| Requirement |
Spot every line with the word "Total" and return it.
________
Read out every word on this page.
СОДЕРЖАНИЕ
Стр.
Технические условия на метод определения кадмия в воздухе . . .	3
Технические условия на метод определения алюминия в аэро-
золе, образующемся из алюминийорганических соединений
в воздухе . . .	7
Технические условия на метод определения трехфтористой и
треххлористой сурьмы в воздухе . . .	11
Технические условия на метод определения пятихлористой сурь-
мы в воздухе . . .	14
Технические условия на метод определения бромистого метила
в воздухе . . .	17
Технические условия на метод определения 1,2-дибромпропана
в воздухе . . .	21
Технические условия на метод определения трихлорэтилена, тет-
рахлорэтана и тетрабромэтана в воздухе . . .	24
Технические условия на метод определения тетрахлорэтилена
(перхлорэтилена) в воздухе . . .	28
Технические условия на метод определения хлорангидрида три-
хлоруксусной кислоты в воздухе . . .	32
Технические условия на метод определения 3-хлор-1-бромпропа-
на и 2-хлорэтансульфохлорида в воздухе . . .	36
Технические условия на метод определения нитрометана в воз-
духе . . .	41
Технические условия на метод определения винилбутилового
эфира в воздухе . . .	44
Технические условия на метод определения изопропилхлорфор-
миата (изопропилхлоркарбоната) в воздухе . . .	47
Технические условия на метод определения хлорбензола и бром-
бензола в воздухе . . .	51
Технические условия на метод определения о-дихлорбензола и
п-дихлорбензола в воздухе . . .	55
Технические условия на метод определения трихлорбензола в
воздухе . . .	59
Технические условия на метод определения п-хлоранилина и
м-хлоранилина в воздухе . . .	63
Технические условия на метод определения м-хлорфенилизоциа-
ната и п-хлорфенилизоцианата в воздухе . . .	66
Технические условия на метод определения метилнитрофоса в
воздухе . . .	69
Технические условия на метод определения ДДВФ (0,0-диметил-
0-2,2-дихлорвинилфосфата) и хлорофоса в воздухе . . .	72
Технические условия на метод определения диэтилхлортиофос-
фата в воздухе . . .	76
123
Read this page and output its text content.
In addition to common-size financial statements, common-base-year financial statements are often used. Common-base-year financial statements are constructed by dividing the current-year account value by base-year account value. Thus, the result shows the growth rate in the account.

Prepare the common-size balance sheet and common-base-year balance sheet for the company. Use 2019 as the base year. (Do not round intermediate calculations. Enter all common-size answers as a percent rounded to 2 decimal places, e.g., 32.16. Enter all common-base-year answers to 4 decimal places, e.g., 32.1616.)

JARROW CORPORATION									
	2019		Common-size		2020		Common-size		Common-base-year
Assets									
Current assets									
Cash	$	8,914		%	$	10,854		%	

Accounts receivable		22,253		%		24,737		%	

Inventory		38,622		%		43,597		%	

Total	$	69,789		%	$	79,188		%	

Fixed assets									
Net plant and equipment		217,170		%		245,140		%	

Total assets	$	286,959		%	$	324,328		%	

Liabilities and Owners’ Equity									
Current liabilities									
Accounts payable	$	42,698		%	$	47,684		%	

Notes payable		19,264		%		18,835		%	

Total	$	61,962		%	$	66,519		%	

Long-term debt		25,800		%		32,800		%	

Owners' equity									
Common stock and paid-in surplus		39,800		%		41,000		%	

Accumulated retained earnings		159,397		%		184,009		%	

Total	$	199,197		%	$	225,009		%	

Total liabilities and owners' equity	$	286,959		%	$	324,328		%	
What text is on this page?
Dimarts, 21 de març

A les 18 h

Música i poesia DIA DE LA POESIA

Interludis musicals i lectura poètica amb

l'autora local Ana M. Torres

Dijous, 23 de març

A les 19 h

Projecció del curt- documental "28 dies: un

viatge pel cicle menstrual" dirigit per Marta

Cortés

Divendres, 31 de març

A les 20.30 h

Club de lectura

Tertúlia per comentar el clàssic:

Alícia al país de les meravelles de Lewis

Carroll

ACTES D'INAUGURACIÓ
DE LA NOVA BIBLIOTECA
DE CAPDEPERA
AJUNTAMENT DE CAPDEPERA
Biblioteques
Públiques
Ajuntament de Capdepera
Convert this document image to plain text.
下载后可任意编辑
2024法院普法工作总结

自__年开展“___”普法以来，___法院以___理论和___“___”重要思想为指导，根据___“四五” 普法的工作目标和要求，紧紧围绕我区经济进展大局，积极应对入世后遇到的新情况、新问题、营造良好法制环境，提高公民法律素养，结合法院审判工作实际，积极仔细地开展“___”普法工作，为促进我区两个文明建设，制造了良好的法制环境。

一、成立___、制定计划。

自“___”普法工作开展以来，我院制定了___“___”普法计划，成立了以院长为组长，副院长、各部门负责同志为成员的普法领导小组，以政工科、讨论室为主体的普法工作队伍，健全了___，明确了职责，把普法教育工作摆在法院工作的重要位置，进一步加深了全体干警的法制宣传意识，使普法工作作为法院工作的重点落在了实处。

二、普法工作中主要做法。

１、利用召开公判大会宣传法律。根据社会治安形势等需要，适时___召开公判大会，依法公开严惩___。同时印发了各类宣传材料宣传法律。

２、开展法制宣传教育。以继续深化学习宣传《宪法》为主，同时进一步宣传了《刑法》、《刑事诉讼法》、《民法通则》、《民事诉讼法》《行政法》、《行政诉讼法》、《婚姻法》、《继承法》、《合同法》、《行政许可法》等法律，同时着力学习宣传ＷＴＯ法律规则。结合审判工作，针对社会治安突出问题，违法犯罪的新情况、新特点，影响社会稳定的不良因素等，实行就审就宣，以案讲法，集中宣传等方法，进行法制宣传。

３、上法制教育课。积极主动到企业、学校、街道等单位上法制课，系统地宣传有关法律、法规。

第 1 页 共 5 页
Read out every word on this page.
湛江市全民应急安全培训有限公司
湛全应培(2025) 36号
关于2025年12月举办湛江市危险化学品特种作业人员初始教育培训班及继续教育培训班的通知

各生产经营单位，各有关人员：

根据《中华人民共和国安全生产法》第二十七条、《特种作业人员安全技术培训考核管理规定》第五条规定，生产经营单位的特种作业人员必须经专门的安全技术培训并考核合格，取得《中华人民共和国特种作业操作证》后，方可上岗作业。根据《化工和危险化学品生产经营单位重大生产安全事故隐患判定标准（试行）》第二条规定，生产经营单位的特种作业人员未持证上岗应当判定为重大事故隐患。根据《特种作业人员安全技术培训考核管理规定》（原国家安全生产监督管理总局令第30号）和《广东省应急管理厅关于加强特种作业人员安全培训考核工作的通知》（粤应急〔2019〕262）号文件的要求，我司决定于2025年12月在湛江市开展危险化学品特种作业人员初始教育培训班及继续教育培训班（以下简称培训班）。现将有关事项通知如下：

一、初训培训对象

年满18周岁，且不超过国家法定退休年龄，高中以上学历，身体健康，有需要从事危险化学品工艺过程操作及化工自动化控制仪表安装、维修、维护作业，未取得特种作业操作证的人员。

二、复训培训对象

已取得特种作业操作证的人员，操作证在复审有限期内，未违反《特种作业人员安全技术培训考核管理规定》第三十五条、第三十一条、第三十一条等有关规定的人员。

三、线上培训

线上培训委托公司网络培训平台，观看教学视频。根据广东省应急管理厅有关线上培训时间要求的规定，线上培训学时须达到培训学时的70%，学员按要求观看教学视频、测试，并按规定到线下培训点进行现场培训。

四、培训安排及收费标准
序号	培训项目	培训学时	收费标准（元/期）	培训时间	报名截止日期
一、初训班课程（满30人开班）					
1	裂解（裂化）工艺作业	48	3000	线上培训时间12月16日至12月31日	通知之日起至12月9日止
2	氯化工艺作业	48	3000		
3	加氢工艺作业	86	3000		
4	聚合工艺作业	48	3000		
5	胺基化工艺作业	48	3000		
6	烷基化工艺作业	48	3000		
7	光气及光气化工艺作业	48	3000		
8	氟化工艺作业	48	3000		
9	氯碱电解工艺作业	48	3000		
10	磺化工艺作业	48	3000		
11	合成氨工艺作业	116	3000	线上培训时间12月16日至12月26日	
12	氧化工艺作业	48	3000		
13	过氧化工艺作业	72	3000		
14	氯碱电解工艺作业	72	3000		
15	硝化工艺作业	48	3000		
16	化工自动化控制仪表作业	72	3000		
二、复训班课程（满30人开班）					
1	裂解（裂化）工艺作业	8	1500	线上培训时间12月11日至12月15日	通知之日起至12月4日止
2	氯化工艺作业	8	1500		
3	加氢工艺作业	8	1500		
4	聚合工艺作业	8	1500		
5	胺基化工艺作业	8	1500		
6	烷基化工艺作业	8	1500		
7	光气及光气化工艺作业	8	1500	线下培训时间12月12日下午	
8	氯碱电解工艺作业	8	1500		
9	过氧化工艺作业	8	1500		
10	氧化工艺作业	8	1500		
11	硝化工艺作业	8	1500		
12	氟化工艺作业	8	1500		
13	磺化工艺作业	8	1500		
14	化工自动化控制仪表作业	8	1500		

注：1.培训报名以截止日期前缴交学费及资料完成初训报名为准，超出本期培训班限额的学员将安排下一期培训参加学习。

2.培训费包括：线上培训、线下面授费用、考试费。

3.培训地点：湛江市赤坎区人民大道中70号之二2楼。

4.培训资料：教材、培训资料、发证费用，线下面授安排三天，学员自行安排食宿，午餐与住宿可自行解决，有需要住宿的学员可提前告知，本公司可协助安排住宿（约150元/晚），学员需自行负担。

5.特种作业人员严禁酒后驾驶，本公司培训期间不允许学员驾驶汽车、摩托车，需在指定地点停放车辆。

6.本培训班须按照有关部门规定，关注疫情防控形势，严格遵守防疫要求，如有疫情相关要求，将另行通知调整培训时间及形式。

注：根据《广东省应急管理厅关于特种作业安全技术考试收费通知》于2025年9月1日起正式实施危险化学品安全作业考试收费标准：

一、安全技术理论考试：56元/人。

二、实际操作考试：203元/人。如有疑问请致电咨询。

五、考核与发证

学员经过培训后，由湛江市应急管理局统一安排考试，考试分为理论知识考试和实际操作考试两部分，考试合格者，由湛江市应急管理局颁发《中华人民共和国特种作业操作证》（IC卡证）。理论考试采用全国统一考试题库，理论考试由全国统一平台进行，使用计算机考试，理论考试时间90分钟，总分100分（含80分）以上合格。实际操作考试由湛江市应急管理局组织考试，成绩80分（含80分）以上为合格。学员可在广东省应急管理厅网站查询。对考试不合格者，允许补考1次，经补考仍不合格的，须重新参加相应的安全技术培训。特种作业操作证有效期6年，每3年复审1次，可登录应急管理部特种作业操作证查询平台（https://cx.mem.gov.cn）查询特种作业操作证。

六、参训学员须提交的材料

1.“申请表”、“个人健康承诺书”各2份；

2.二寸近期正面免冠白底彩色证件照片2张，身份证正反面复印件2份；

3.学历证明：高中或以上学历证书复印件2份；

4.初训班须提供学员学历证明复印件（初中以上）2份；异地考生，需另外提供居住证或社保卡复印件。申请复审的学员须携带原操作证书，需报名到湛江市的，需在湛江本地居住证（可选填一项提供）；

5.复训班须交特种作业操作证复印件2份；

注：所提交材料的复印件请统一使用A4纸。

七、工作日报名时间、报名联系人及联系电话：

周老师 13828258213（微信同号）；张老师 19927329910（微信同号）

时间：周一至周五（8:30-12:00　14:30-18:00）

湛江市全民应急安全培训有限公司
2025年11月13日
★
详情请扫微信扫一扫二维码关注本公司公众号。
________
| The result |
Total	$	69,789		%	$	79,188		%	
Total assets	$	286,959		%	$	324,328		%	
Total	$	61,962		%	$	66,519		%	
Total	$	199,197		%	$	225,009		%	
Total liabilities and owners' equity	$	286,959		%	$	324,328		%	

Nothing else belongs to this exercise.